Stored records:

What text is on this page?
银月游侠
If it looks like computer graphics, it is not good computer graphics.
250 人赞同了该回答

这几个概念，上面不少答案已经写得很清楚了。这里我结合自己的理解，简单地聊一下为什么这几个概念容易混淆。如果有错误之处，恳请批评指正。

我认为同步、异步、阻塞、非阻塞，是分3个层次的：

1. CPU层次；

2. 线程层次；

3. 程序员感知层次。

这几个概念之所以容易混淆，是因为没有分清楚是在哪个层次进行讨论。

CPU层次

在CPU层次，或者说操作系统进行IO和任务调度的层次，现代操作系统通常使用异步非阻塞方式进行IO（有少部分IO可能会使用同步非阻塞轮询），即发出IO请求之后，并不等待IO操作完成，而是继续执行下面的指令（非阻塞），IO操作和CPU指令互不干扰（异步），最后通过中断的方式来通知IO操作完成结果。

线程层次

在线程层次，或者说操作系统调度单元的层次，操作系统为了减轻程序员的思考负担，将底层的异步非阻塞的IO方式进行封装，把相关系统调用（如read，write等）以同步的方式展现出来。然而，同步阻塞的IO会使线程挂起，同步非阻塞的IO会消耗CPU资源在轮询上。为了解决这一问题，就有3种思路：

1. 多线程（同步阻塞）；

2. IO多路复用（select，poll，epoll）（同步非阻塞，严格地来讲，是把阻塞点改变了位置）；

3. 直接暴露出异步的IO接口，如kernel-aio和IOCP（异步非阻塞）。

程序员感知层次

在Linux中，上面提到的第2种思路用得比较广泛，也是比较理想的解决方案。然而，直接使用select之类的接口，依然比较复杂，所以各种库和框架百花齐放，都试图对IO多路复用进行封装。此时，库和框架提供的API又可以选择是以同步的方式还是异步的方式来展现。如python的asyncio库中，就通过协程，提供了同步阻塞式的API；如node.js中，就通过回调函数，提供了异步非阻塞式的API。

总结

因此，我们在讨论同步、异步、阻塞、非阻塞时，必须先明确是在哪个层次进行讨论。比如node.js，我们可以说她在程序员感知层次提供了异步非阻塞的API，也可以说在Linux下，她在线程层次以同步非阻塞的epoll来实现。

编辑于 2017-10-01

EXERCISE DESCRIPTION:
All entries must be repeated verbatim.

ANSWER IN FULL:
What text is on this page?
银月游侠
If it looks like computer graphics, it is not good computer graphics.
250 人赞同了该回答

这几个概念，上面不少答案已经写得很清楚了。这里我结合自己的理解，简单地聊一下为什么这几个概念容易混淆。如果有错误之处，恳请批评指正。

我认为同步、异步、阻塞、非阻塞，是分3个层次的：

1. CPU层次；

2. 线程层次；

3. 程序员感知层次。

这几个概念之所以容易混淆，是因为没有分清楚是在哪个层次进行讨论。

CPU层次

在CPU层次，或者说操作系统进行IO和任务调度的层次，现代操作系统通常使用异步非阻塞方式进行IO（有少部分IO可能会使用同步非阻塞轮询），即发出IO请求之后，并不等待IO操作完成，而是继续执行下面的指令（非阻塞），IO操作和CPU指令互不干扰（异步），最后通过中断的方式来通知IO操作完成结果。

线程层次

在线程层次，或者说操作系统调度单元的层次，操作系统为了减轻程序员的思考负担，将底层的异步非阻塞的IO方式进行封装，把相关系统调用（如read，write等）以同步的方式展现出来。然而，同步阻塞的IO会使线程挂起，同步非阻塞的IO会消耗CPU资源在轮询上。为了解决这一问题，就有3种思路：

1. 多线程（同步阻塞）；

2. IO多路复用（select，poll，epoll）（同步非阻塞，严格地来讲，是把阻塞点改变了位置）；

3. 直接暴露出异步的IO接口，如kernel-aio和IOCP（异步非阻塞）。

程序员感知层次

在Linux中，上面提到的第2种思路用得比较广泛，也是比较理想的解决方案。然而，直接使用select之类的接口，依然比较复杂，所以各种库和框架百花齐放，都试图对IO多路复用进行封装。此时，库和框架提供的API又可以选择是以同步的方式还是异步的方式来展现。如python的asyncio库中，就通过协程，提供了同步阻塞式的API；如node.js中，就通过回调函数，提供了异步非阻塞式的API。

总结

因此，我们在讨论同步、异步、阻塞、非阻塞时，必须先明确是在哪个层次进行讨论。比如node.js，我们可以说她在程序员感知层次提供了异步非阻塞的API，也可以说在Linux下，她在线程层次以同步非阻塞的epoll来实现。

编辑于 2017-10-01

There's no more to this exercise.